[Collected data entries]
---+---

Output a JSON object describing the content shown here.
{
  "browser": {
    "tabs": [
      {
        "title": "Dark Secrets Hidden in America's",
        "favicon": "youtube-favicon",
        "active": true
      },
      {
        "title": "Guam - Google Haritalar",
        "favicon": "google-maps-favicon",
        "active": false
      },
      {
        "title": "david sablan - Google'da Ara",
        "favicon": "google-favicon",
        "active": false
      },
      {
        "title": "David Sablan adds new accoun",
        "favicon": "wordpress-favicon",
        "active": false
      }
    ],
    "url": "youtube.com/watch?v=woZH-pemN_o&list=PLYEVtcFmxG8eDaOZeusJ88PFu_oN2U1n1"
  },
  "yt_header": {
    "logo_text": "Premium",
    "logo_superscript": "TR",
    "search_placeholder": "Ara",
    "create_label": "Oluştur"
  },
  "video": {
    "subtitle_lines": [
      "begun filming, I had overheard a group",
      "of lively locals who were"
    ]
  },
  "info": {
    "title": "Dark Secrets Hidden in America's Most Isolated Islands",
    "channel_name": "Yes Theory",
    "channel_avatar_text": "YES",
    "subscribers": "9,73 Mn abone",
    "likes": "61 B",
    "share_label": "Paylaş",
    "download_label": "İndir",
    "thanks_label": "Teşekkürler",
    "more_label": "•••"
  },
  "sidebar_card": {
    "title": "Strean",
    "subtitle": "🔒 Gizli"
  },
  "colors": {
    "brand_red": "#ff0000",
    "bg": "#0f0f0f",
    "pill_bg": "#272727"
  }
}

---+---

▸ EXERCISE PROMPT: Using the listing above, state the number of lines that hold "favicon", with no other text.

▸ TASK RESPONSE: 4